++++ DATA SUPPLIED
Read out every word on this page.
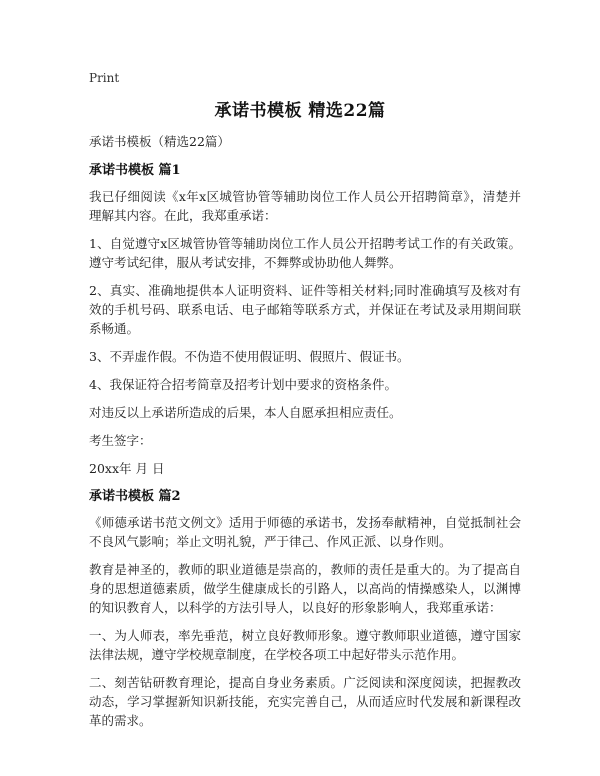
Print
承诺书模板 精选22篇
承诺书模板（精选22篇）
承诺书模板 篇1
我已仔细阅读《x年x区城管协管等辅助岗位工作人员公开招聘简章》，清楚并理解其内容。在此，我郑重承诺：
1、自觉遵守x区城管协管等辅助岗位工作人员公开招聘考试工作的有关政策。遵守考试纪律，服从考试安排，不舞弊或协助他人舞弊。
2、真实、准确地提供本人证明资料、证件等相关材料;同时准确填写及核对有效的手机号码、联系电话、电子邮箱等联系方式，并保证在考试及录用期间联系畅通。
3、不弄虚作假。不伪造不使用假证明、假照片、假证书。
4、我保证符合招考简章及招考计划中要求的资格条件。
对违反以上承诺所造成的后果，本人自愿承担相应责任。
考生签字：
20xx年 月 日
承诺书模板 篇2
《师德承诺书范文例文》适用于师德的承诺书，发扬奉献精神，自觉抵制社会不良风气影响；举止文明礼貌，严于律己、作风正派、以身作则。
教育是神圣的，教师的职业道德是崇高的，教师的责任是重大的。为了提高自身的思想道德素质，做学生健康成长的引路人，以高尚的情操感染人，以渊博的知识教育人，以科学的方法引导人，以良好的形象影响人，我郑重承诺：
一、为人师表，率先垂范，树立良好教师形象。遵守教师职业道德，遵守国家法律法规，遵守学校规章制度，在学校各项工中起好带头示范作用。
二、刻苦钻研教育理论，提高自身业务素质。广泛阅读和深度阅读，把握教改动态，学习掌握新知识新技能，充实完善自己，从而适应时代发展和新课程改革的需求。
++++++++
CHALLENGE: Each line of the material must be retyped exactly, except that images are omitted.

OUTPUT OF THE TASK:
Read out every word on this page.
Print
承诺书模板 精选22篇
承诺书模板（精选22篇）
承诺书模板 篇1
我已仔细阅读《x年x区城管协管等辅助岗位工作人员公开招聘简章》，清楚并理解其内容。在此，我郑重承诺：
1、自觉遵守x区城管协管等辅助岗位工作人员公开招聘考试工作的有关政策。遵守考试纪律，服从考试安排，不舞弊或协助他人舞弊。
2、真实、准确地提供本人证明资料、证件等相关材料;同时准确填写及核对有效的手机号码、联系电话、电子邮箱等联系方式，并保证在考试及录用期间联系畅通。
3、不弄虚作假。不伪造不使用假证明、假照片、假证书。
4、我保证符合招考简章及招考计划中要求的资格条件。
对违反以上承诺所造成的后果，本人自愿承担相应责任。
考生签字：
20xx年 月 日
承诺书模板 篇2
《师德承诺书范文例文》适用于师德的承诺书，发扬奉献精神，自觉抵制社会不良风气影响；举止文明礼貌，严于律己、作风正派、以身作则。
教育是神圣的，教师的职业道德是崇高的，教师的责任是重大的。为了提高自身的思想道德素质，做学生健康成长的引路人，以高尚的情操感染人，以渊博的知识教育人，以科学的方法引导人，以良好的形象影响人，我郑重承诺：
一、为人师表，率先垂范，树立良好教师形象。遵守教师职业道德，遵守国家法律法规，遵守学校规章制度，在学校各项工中起好带头示范作用。
二、刻苦钻研教育理论，提高自身业务素质。广泛阅读和深度阅读，把握教改动态，学习掌握新知识新技能，充实完善自己，从而适应时代发展和新课程改革的需求。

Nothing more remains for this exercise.